** start of Extracted data **
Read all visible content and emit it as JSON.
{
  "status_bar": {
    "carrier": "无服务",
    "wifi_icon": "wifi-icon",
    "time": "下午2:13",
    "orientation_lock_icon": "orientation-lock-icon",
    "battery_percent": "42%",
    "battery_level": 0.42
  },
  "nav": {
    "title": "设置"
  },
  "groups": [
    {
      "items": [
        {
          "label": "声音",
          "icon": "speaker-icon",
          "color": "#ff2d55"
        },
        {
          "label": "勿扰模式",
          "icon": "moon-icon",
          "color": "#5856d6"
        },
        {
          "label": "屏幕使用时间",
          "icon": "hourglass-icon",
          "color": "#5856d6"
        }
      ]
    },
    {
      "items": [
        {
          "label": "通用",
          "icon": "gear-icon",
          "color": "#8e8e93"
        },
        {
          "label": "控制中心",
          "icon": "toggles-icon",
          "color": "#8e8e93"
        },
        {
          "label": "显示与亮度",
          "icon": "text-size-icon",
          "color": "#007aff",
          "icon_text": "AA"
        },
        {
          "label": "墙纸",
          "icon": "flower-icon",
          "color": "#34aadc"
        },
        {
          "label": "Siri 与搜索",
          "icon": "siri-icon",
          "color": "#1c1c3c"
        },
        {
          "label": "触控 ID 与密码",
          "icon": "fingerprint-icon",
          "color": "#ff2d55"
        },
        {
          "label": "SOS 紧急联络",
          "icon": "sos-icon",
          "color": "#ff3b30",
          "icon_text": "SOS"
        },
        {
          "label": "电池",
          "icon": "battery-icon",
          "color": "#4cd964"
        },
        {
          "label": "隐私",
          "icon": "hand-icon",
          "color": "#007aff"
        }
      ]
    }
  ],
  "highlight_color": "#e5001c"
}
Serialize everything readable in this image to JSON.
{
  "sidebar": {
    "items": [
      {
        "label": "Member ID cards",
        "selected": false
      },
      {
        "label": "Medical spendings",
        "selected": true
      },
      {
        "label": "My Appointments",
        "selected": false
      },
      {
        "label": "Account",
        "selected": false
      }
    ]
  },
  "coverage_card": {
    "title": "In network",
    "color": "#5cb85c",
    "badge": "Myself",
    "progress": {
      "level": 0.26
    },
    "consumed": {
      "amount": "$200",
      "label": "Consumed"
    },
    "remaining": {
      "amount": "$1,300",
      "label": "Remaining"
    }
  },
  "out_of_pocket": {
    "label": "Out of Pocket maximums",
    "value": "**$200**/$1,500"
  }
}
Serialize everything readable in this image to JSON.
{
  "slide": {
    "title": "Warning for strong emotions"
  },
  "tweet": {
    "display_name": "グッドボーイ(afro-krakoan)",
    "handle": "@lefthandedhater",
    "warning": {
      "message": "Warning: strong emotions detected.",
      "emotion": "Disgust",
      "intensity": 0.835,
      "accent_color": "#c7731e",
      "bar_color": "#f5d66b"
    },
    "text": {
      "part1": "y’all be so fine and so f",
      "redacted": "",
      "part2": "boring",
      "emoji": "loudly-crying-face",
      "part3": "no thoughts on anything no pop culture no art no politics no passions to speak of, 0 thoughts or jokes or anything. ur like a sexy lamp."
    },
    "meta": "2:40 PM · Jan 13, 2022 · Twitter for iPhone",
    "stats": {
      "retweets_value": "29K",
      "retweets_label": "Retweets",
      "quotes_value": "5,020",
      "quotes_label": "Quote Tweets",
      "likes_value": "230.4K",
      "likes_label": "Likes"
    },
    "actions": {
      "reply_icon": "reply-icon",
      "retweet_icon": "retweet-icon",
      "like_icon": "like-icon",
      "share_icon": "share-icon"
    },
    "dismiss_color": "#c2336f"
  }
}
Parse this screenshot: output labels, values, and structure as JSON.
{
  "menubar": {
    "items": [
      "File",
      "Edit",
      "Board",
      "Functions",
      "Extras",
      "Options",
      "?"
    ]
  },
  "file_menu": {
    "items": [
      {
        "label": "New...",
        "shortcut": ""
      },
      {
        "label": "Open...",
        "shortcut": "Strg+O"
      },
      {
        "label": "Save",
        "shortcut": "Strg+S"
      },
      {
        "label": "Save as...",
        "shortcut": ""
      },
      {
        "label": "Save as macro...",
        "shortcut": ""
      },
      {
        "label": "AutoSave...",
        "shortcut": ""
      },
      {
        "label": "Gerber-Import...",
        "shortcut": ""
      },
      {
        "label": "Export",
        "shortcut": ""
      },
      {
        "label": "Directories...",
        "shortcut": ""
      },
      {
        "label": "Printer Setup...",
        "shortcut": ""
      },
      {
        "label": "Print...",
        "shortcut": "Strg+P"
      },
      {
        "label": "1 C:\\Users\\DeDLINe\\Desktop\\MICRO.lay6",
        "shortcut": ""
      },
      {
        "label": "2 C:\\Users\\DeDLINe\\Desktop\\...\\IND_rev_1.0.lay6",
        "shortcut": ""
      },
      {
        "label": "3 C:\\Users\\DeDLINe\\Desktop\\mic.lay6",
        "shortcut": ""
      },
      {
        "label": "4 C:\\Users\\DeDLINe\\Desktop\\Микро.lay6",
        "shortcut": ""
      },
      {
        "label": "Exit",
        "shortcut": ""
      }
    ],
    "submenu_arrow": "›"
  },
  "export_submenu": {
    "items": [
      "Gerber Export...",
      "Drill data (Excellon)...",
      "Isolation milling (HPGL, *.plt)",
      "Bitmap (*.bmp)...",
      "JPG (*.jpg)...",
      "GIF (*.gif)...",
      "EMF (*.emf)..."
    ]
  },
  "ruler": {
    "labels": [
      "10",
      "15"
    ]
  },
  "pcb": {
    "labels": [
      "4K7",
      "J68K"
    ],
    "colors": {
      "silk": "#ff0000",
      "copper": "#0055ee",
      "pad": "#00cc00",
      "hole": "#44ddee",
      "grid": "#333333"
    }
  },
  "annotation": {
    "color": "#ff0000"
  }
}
** end of Extracted data **
■ Exercise brief
Your task is to quote the listing above word for word.

■ Exercise solution
Read all visible content and emit it as JSON.
{
  "status_bar": {
    "carrier": "无服务",
    "wifi_icon": "wifi-icon",
    "time": "下午2:13",
    "orientation_lock_icon": "orientation-lock-icon",
    "battery_percent": "42%",
    "battery_level": 0.42
  },
  "nav": {
    "title": "设置"
  },
  "groups": [
    {
      "items": [
        {
          "label": "声音",
          "icon": "speaker-icon",
          "color": "#ff2d55"
        },
        {
          "label": "勿扰模式",
          "icon": "moon-icon",
          "color": "#5856d6"
        },
        {
          "label": "屏幕使用时间",
          "icon": "hourglass-icon",
          "color": "#5856d6"
        }
      ]
    },
    {
      "items": [
        {
          "label": "通用",
          "icon": "gear-icon",
          "color": "#8e8e93"
        },
        {
          "label": "控制中心",
          "icon": "toggles-icon",
          "color": "#8e8e93"
        },
        {
          "label": "显示与亮度",
          "icon": "text-size-icon",
          "color": "#007aff",
          "icon_text": "AA"
        },
        {
          "label": "墙纸",
          "icon": "flower-icon",
          "color": "#34aadc"
        },
        {
          "label": "Siri 与搜索",
          "icon": "siri-icon",
          "color": "#1c1c3c"
        },
        {
          "label": "触控 ID 与密码",
          "icon": "fingerprint-icon",
          "color": "#ff2d55"
        },
        {
          "label": "SOS 紧急联络",
          "icon": "sos-icon",
          "color": "#ff3b30",
          "icon_text": "SOS"
        },
        {
          "label": "电池",
          "icon": "battery-icon",
          "color": "#4cd964"
        },
        {
          "label": "隐私",
          "icon": "hand-icon",
          "color": "#007aff"
        }
      ]
    }
  ],
  "highlight_color": "#e5001c"
}
Serialize everything readable in this image to JSON.
{
  "sidebar": {
    "items": [
      {
        "label": "Member ID cards",
        "selected": false
      },
      {
        "label": "Medical spendings",
        "selected": true
      },
      {
        "label": "My Appointments",
        "selected": false
      },
      {
        "label": "Account",
        "selected": false
      }
    ]
  },
  "coverage_card": {
    "title": "In network",
    "color": "#5cb85c",
    "badge": "Myself",
    "progress": {
      "level": 0.26
    },
    "consumed": {
      "amount": "$200",
      "label": "Consumed"
    },
    "remaining": {
      "amount": "$1,300",
      "label": "Remaining"
    }
  },
  "out_of_pocket": {
    "label": "Out of Pocket maximums",
    "value": "**$200**/$1,500"
  }
}
Serialize everything readable in this image to JSON.
{
  "slide": {
    "title": "Warning for strong emotions"
  },
  "tweet": {
    "display_name": "グッドボーイ(afro-krakoan)",
    "handle": "@lefthandedhater",
    "warning": {
      "message": "Warning: strong emotions detected.",
      "emotion": "Disgust",
      "intensity": 0.835,
      "accent_color": "#c7731e",
      "bar_color": "#f5d66b"
    },
    "text": {
      "part1": "y’all be so fine and so f",
      "redacted": "",
      "part2": "boring",
      "emoji": "loudly-crying-face",
      "part3": "no thoughts on anything no pop culture no art no politics no passions to speak of, 0 thoughts or jokes or anything. ur like a sexy lamp."
    },
    "meta": "2:40 PM · Jan 13, 2022 · Twitter for iPhone",
    "stats": {
      "retweets_value": "29K",
      "retweets_label": "Retweets",
      "quotes_value": "5,020",
      "quotes_label": "Quote Tweets",
      "likes_value": "230.4K",
      "likes_label": "Likes"
    },
    "actions": {
      "reply_icon": "reply-icon",
      "retweet_icon": "retweet-icon",
      "like_icon": "like-icon",
      "share_icon": "share-icon"
    },
    "dismiss_color": "#c2336f"
  }
}
Parse this screenshot: output labels, values, and structure as JSON.
{
  "menubar": {
    "items": [
      "File",
      "Edit",
      "Board",
      "Functions",
      "Extras",
      "Options",
      "?"
    ]
  },
  "file_menu": {
    "items": [
      {
        "label": "New...",
        "shortcut": ""
      },
      {
        "label": "Open...",
        "shortcut": "Strg+O"
      },
      {
        "label": "Save",
        "shortcut": "Strg+S"
      },
      {
        "label": "Save as...",
        "shortcut": ""
      },
      {
        "label": "Save as macro...",
        "shortcut": ""
      },
      {
        "label": "AutoSave...",
        "shortcut": ""
      },
      {
        "label": "Gerber-Import...",
        "shortcut": ""
      },
      {
        "label": "Export",
        "shortcut": ""
      },
      {
        "label": "Directories...",
        "shortcut": ""
      },
      {
        "label": "Printer Setup...",
        "shortcut": ""
      },
      {
        "label": "Print...",
        "shortcut": "Strg+P"
      },
      {
        "label": "1 C:\\Users\\DeDLINe\\Desktop\\MICRO.lay6",
        "shortcut": ""
      },
      {
        "label": "2 C:\\Users\\DeDLINe\\Desktop\\...\\IND_rev_1.0.lay6",
        "shortcut": ""
      },
      {
        "label": "3 C:\\Users\\DeDLINe\\Desktop\\mic.lay6",
        "shortcut": ""
      },
      {
        "label": "4 C:\\Users\\DeDLINe\\Desktop\\Микро.lay6",
        "shortcut": ""
      },
      {
        "label": "Exit",
        "shortcut": ""
      }
    ],
    "submenu_arrow": "›"
  },
  "export_submenu": {
    "items": [
      "Gerber Export...",
      "Drill data (Excellon)...",
      "Isolation milling (HPGL, *.plt)",
      "Bitmap (*.bmp)...",
      "JPG (*.jpg)...",
      "GIF (*.gif)...",
      "EMF (*.emf)..."
    ]
  },
  "ruler": {
    "labels": [
      "10",
      "15"
    ]
  },
  "pcb": {
    "labels": [
      "4K7",
      "J68K"
    ],
    "colors": {
      "silk": "#ff0000",
      "copper": "#0055ee",
      "pad": "#00cc00",
      "hole": "#44ddee",
      "grid": "#333333"
    }
  },
  "annotation": {
    "color": "#ff0000"
  }
}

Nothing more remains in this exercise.